Exercise brief —
The records below hold pictures; please leave those out and retype the rest exactly.

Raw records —

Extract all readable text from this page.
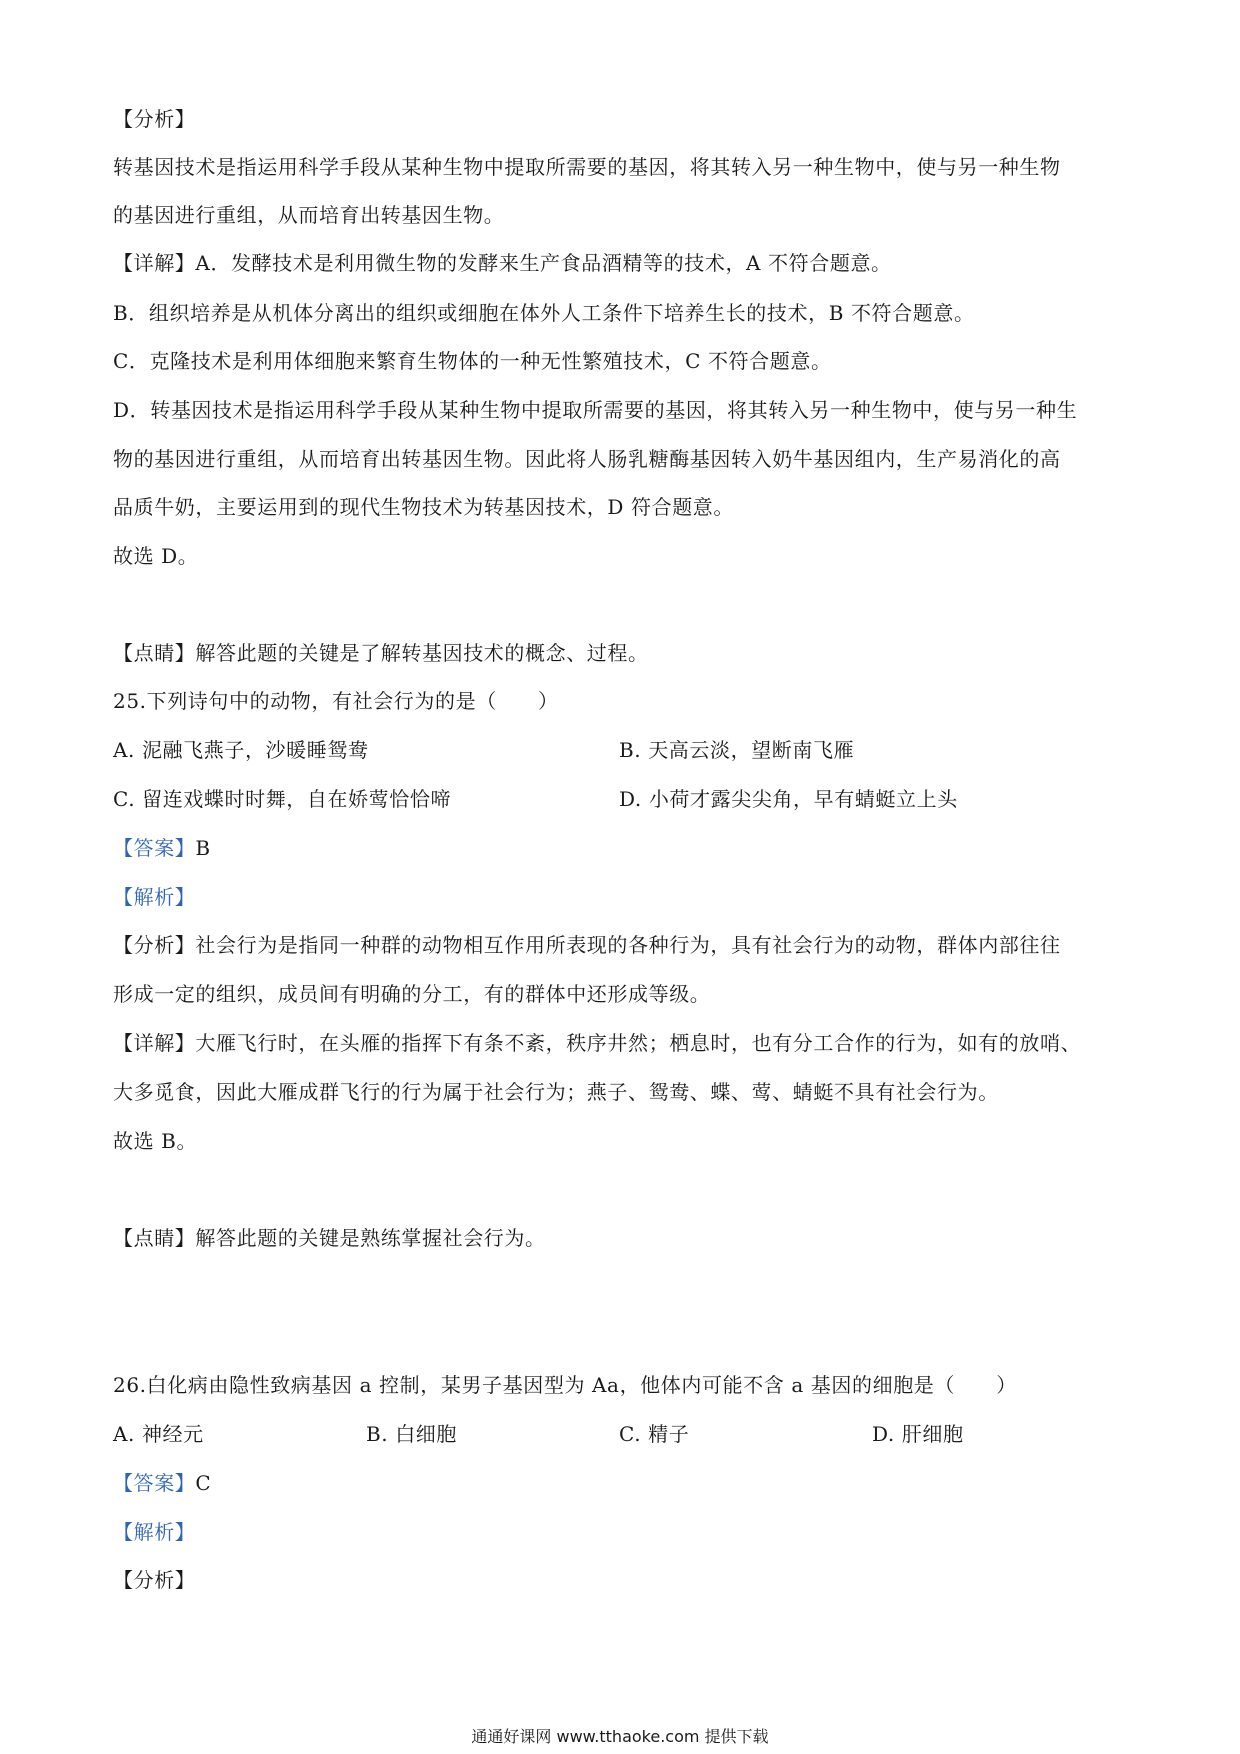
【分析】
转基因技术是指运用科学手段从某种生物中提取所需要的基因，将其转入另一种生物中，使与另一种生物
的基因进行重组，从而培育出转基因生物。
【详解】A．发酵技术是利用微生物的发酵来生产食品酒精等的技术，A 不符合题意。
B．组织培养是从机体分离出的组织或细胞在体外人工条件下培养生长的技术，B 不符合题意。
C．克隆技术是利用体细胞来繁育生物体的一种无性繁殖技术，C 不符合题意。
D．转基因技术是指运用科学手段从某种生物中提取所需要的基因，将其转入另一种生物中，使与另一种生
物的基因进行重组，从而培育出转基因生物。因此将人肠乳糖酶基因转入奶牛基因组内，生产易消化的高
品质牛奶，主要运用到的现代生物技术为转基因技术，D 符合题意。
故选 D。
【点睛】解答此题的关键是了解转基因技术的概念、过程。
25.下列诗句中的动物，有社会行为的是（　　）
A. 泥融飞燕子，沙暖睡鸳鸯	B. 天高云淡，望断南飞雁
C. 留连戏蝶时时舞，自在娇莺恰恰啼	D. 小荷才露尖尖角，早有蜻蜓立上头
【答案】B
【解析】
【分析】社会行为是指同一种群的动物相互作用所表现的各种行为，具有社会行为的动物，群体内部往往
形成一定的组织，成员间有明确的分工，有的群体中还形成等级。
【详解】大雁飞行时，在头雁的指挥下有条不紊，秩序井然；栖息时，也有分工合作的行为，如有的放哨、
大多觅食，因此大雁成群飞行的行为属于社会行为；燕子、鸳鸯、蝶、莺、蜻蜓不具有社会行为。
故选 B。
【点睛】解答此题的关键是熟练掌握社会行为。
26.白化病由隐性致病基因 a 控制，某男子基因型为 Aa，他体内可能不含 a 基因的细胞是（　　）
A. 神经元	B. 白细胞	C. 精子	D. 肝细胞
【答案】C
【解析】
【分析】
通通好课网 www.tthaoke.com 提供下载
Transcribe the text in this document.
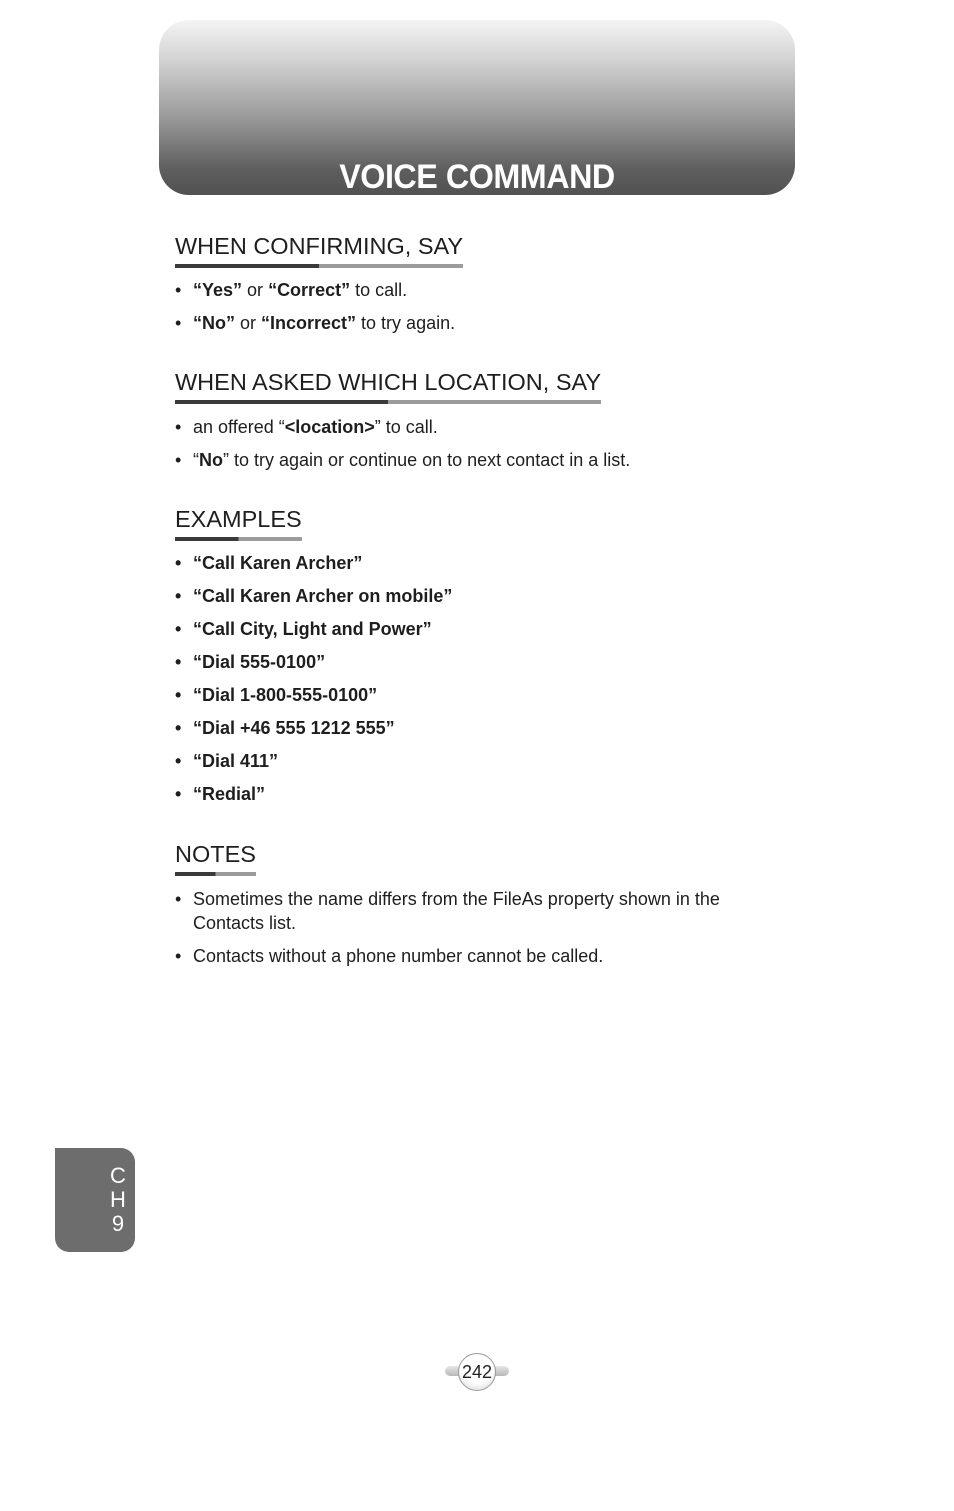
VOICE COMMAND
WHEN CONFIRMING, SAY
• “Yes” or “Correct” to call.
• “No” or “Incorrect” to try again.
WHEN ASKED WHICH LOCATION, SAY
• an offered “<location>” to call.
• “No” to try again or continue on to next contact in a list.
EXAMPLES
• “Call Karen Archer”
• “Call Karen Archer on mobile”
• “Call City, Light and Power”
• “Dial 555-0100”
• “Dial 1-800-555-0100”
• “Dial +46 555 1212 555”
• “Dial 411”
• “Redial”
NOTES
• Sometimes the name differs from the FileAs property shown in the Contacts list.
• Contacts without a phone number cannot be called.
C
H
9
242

Result for this task —
Extract all readable text from this page.
【分析】
转基因技术是指运用科学手段从某种生物中提取所需要的基因，将其转入另一种生物中，使与另一种生物
的基因进行重组，从而培育出转基因生物。
【详解】A．发酵技术是利用微生物的发酵来生产食品酒精等的技术，A 不符合题意。
B．组织培养是从机体分离出的组织或细胞在体外人工条件下培养生长的技术，B 不符合题意。
C．克隆技术是利用体细胞来繁育生物体的一种无性繁殖技术，C 不符合题意。
D．转基因技术是指运用科学手段从某种生物中提取所需要的基因，将其转入另一种生物中，使与另一种生
物的基因进行重组，从而培育出转基因生物。因此将人肠乳糖酶基因转入奶牛基因组内，生产易消化的高
品质牛奶，主要运用到的现代生物技术为转基因技术，D 符合题意。
故选 D。
【点睛】解答此题的关键是了解转基因技术的概念、过程。
25.下列诗句中的动物，有社会行为的是（　　）
A. 泥融飞燕子，沙暖睡鸳鸯	B. 天高云淡，望断南飞雁
C. 留连戏蝶时时舞，自在娇莺恰恰啼	D. 小荷才露尖尖角，早有蜻蜓立上头
【答案】B
【解析】
【分析】社会行为是指同一种群的动物相互作用所表现的各种行为，具有社会行为的动物，群体内部往往
形成一定的组织，成员间有明确的分工，有的群体中还形成等级。
【详解】大雁飞行时，在头雁的指挥下有条不紊，秩序井然；栖息时，也有分工合作的行为，如有的放哨、
大多觅食，因此大雁成群飞行的行为属于社会行为；燕子、鸳鸯、蝶、莺、蜻蜓不具有社会行为。
故选 B。
【点睛】解答此题的关键是熟练掌握社会行为。
26.白化病由隐性致病基因 a 控制，某男子基因型为 Aa，他体内可能不含 a 基因的细胞是（　　）
A. 神经元	B. 白细胞	C. 精子	D. 肝细胞
【答案】C
【解析】
【分析】
通通好课网 www.tthaoke.com 提供下载
Transcribe the text in this document.
VOICE COMMAND
WHEN CONFIRMING, SAY
• “Yes” or “Correct” to call.
• “No” or “Incorrect” to try again.
WHEN ASKED WHICH LOCATION, SAY
• an offered “<location>” to call.
• “No” to try again or continue on to next contact in a list.
EXAMPLES
• “Call Karen Archer”
• “Call Karen Archer on mobile”
• “Call City, Light and Power”
• “Dial 555-0100”
• “Dial 1-800-555-0100”
• “Dial +46 555 1212 555”
• “Dial 411”
• “Redial”
NOTES
• Sometimes the name differs from the FileAs property shown in the Contacts list.
• Contacts without a phone number cannot be called.
C
H
9
242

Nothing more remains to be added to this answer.